▶ _To be done_
Find each line in the following listing that has the string "reason", then state the count and nothing else.

▶ _Provided records_
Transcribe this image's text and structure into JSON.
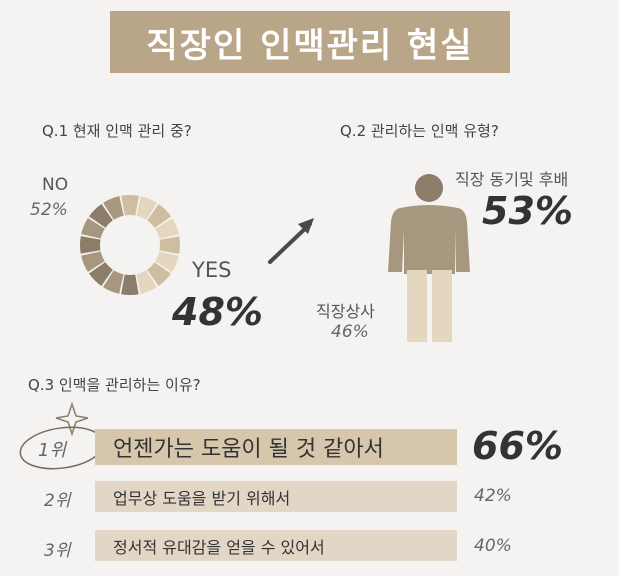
{
  "title": "직장인 인맥관리 현실",
  "colors": {
    "title_bg": "#b9a689",
    "dark_brown": "#8c7c6a",
    "mid_brown": "#a8977f",
    "light_beige": "#e4d6bf",
    "tan": "#cfbd9f"
  },
  "q1": {
    "question": "Q.1 현재 인맥 관리 중?",
    "no_label": "NO",
    "no_pct": "52%",
    "yes_label": "YES",
    "yes_pct": "48%"
  },
  "q2": {
    "question": "Q.2 관리하는 인맥 유형?",
    "peer_label": "직장 동기및 후배",
    "peer_pct": "53%",
    "boss_label": "직장상사",
    "boss_pct": "46%"
  },
  "q3": {
    "question": "Q.3 인맥을 관리하는 이유?",
    "rows": [
      {
        "rank": "1위",
        "reason": "언젠가는 도움이 될 것 같아서",
        "pct": "66%"
      },
      {
        "rank": "2위",
        "reason": "업무상 도움을 받기 위해서",
        "pct": "42%"
      },
      {
        "rank": "3위",
        "reason": "정서적 유대감을 얻을 수 있어서",
        "pct": "40%"
      }
    ]
  },
  "chart_data": [
    {
      "type": "pie",
      "categories": [
        "NO",
        "YES"
      ],
      "values": [
        52,
        48
      ]
    },
    {
      "type": "bar",
      "categories": [
        "직장 동기및 후배",
        "직장상사"
      ],
      "values": [
        53,
        46
      ]
    },
    {
      "type": "bar",
      "categories": [
        "언젠가는 도움이 될 것 같아서",
        "업무상 도움을 받기 위해서",
        "정서적 유대감을 얻을 수 있어서"
      ],
      "values": [
        66,
        42,
        40
      ]
    }
  ]
}
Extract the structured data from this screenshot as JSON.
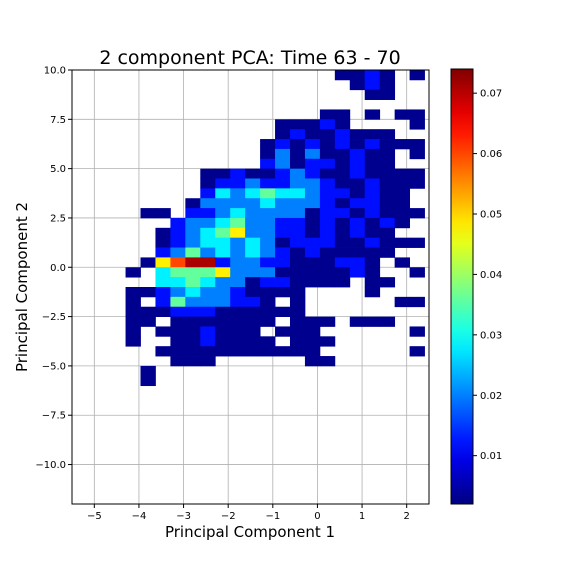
{
  "chart_data": {
    "type": "heatmap",
    "title": "2 component PCA: Time 63 - 70",
    "xlabel": "Principal Component 1",
    "ylabel": "Principal Component 2",
    "xlim": [
      -5.5,
      2.5
    ],
    "ylim": [
      -12,
      10
    ],
    "xticks": [
      -5,
      -4,
      -3,
      -2,
      -1,
      0,
      1,
      2
    ],
    "xtick_labels": [
      "−5",
      "−4",
      "−3",
      "−2",
      "−1",
      "0",
      "1",
      "2"
    ],
    "yticks": [
      -10.0,
      -7.5,
      -5.0,
      -2.5,
      0.0,
      2.5,
      5.0,
      7.5,
      10.0
    ],
    "ytick_labels": [
      "−10.0",
      "−7.5",
      "−5.0",
      "−2.5",
      "0.0",
      "2.5",
      "5.0",
      "7.5",
      "10.0"
    ],
    "grid": true,
    "colormap": "jet",
    "colorbar": {
      "range": [
        0.002,
        0.074
      ],
      "ticks": [
        0.01,
        0.02,
        0.03,
        0.04,
        0.05,
        0.06,
        0.07
      ],
      "tick_labels": [
        "0.01",
        "0.02",
        "0.03",
        "0.04",
        "0.05",
        "0.06",
        "0.07"
      ]
    },
    "bins": {
      "x_start": -4.3,
      "x_step": 0.335,
      "y_top": 10.0,
      "y_step": 0.5,
      "columns": 20
    },
    "rows": [
      ". . . . . . . . . . . . . . 1 1 2 1 . 1",
      ". . . . . . . . . . . . . . . 1 2 1 . .",
      ". . . . . . . . . . . . . . . . 1 1 . .",
      ". . . . . . . . . . . . . . . . . . . .",
      ". . . . . . . . . . . . . 1 1 . 1 . 1 1",
      ". . . . . . . . . . 1 1 1 2 1 . . . . 1",
      ". . . . . . . . . . 1 2 1 1 2 1 1 1 . .",
      ". . . . . . . . . 1 2 1 2 1 2 1 2 1 1 1",
      ". . . . . . . . . 1 3 1 3 1 1 2 1 1 . 1",
      ". . . . . . . . . 2 3 1 2 2 1 2 1 1 . .",
      ". . . . . 1 1 2 1 1 2 3 2 1 1 2 1 1 1 1",
      ". . . . . 1 2 2 3 2 2 3 3 2 1 1 2 1 1 1",
      ". . . . . 2 4 3 4 5 4 4 3 2 2 1 2 1 1 .",
      ". . . . 1 3 3 3 3 4 3 3 3 2 1 2 2 1 1 .",
      ". 1 1 . 2 2 3 4 3 3 3 3 1 2 2 1 2 1 1 1",
      ". . . 2 3 3 4 5 3 3 2 2 1 2 1 2 1 2 1 .",
      ". . 1 2 3 4 5 6 3 3 2 2 1 2 1 2 1 1 . .",
      ". . 1 2 3 4 4 3 4 3 1 2 2 2 1 1 2 1 1 1",
      ". . 2 3 5 3 4 3 4 3 2 1 2 1 1 1 1 1 . .",
      ". 1 6 7 8 8 2 3 3 2 2 1 1 1 2 2 1 . 1 .",
      "1 . 4 5 5 5 6 3 3 3 1 1 1 1 1 2 1 . . 1",
      ". . 4 4 5 4 3 3 1 2 2 1 1 1 1 . 1 1 . .",
      "1 1 2 3 4 3 3 2 1 1 1 1 . . . . 1 . . .",
      "1 . 2 5 3 3 3 2 2 1 . 1 . . . . . . 1 1",
      "1 1 1 2 2 2 1 1 1 1 1 1 . . . . . . . .",
      "1 1 . 1 1 1 1 1 1 1 . 1 1 1 . 1 1 1 . .",
      "1 . 1 1 1 2 1 1 1 . 1 1 1 . . . . . . 1",
      "1 . . 1 1 2 1 1 1 1 . 1 1 1 . . . . . .",
      ". . 1 1 1 1 1 1 1 1 1 1 1 . . . . . . 1",
      ". . . 1 1 1 . . . . . . 1 1 . . . . . .",
      ". 1 . . . . . . . . . . . . . . . . . .",
      ". 1 . . . . . . . . . . . . . . . . . ."
    ],
    "level_values": [
      0.003,
      0.012,
      0.02,
      0.028,
      0.036,
      0.048,
      0.06,
      0.071
    ]
  }
}
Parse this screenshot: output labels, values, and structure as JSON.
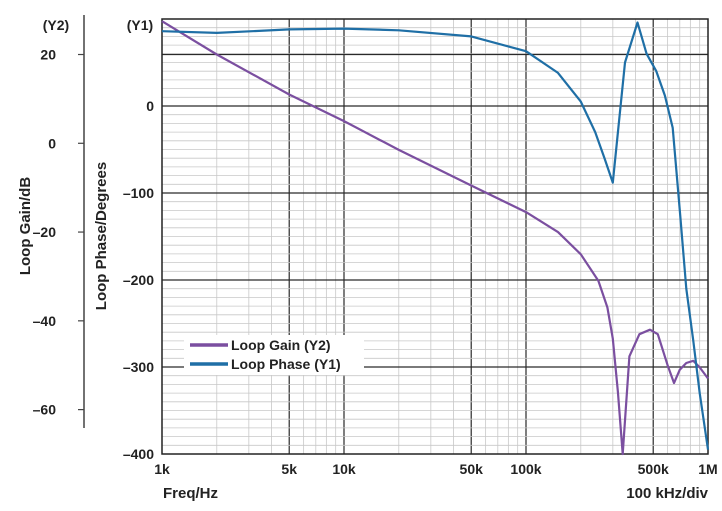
{
  "chart_data": {
    "type": "line",
    "x_scale": "log",
    "xlim": [
      1000,
      1000000
    ],
    "x_ticks": [
      {
        "value": 1000,
        "label": "1k"
      },
      {
        "value": 5000,
        "label": "5k"
      },
      {
        "value": 10000,
        "label": "10k"
      },
      {
        "value": 50000,
        "label": "50k"
      },
      {
        "value": 100000,
        "label": "100k"
      },
      {
        "value": 500000,
        "label": "500k"
      },
      {
        "value": 1000000,
        "label": "1M"
      }
    ],
    "xlabel": "Freq/Hz",
    "x_note": "100 kHz/div",
    "y1": {
      "tag": "(Y1)",
      "label": "Loop Phase/Degrees",
      "lim": [
        -400,
        100
      ],
      "ticks": [
        0,
        -100,
        -200,
        -300,
        -400
      ],
      "tick_labels": [
        "0",
        "–100",
        "–200",
        "–300",
        "–400"
      ]
    },
    "y2": {
      "tag": "(Y2)",
      "label": "Loop Gain/dB",
      "lim": [
        -70,
        28
      ],
      "ticks": [
        20,
        0,
        -20,
        -40,
        -60
      ],
      "tick_labels": [
        "20",
        "0",
        "–20",
        "–40",
        "–60"
      ]
    },
    "grid": true,
    "legend_position": "lower-left",
    "series": [
      {
        "name": "Loop Gain (Y2)",
        "axis": "y2",
        "color": "#7b4fa0",
        "points": [
          [
            1000,
            27.5
          ],
          [
            2000,
            20.0
          ],
          [
            5000,
            11.0
          ],
          [
            10000,
            5.0
          ],
          [
            20000,
            -1.5
          ],
          [
            50000,
            -9.5
          ],
          [
            100000,
            -15.5
          ],
          [
            150000,
            -20.0
          ],
          [
            200000,
            -25.0
          ],
          [
            250000,
            -31.0
          ],
          [
            280000,
            -37.0
          ],
          [
            300000,
            -44.0
          ],
          [
            320000,
            -56.0
          ],
          [
            340000,
            -70.0
          ],
          [
            370000,
            -48.0
          ],
          [
            420000,
            -43.0
          ],
          [
            480000,
            -42.0
          ],
          [
            530000,
            -43.0
          ],
          [
            600000,
            -50.0
          ],
          [
            650000,
            -54.0
          ],
          [
            700000,
            -51.0
          ],
          [
            760000,
            -49.5
          ],
          [
            830000,
            -49.0
          ],
          [
            900000,
            -50.5
          ],
          [
            1000000,
            -53.0
          ]
        ]
      },
      {
        "name": "Loop Phase (Y1)",
        "axis": "y1",
        "color": "#1f6fa6",
        "points": [
          [
            1000,
            86
          ],
          [
            2000,
            84
          ],
          [
            5000,
            88
          ],
          [
            10000,
            89
          ],
          [
            20000,
            87
          ],
          [
            50000,
            80
          ],
          [
            100000,
            63
          ],
          [
            150000,
            38
          ],
          [
            200000,
            5
          ],
          [
            240000,
            -30
          ],
          [
            270000,
            -60
          ],
          [
            300000,
            -88
          ],
          [
            350000,
            50
          ],
          [
            410000,
            96
          ],
          [
            460000,
            60
          ],
          [
            520000,
            40
          ],
          [
            580000,
            12
          ],
          [
            640000,
            -25
          ],
          [
            700000,
            -120
          ],
          [
            760000,
            -210
          ],
          [
            830000,
            -270
          ],
          [
            900000,
            -330
          ],
          [
            1000000,
            -395
          ]
        ]
      }
    ]
  }
}
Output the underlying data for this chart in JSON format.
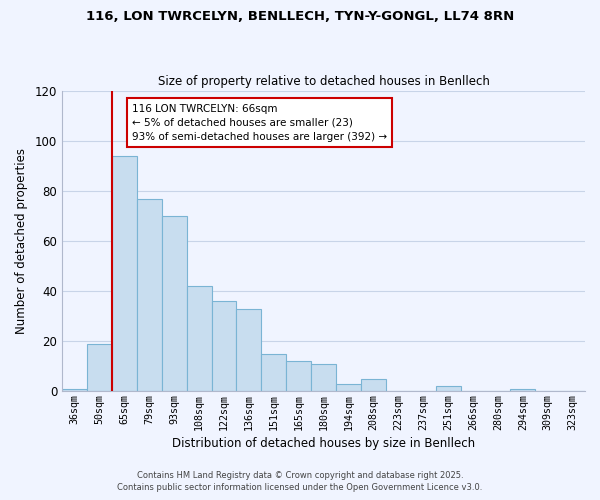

▶ _The completed task_
3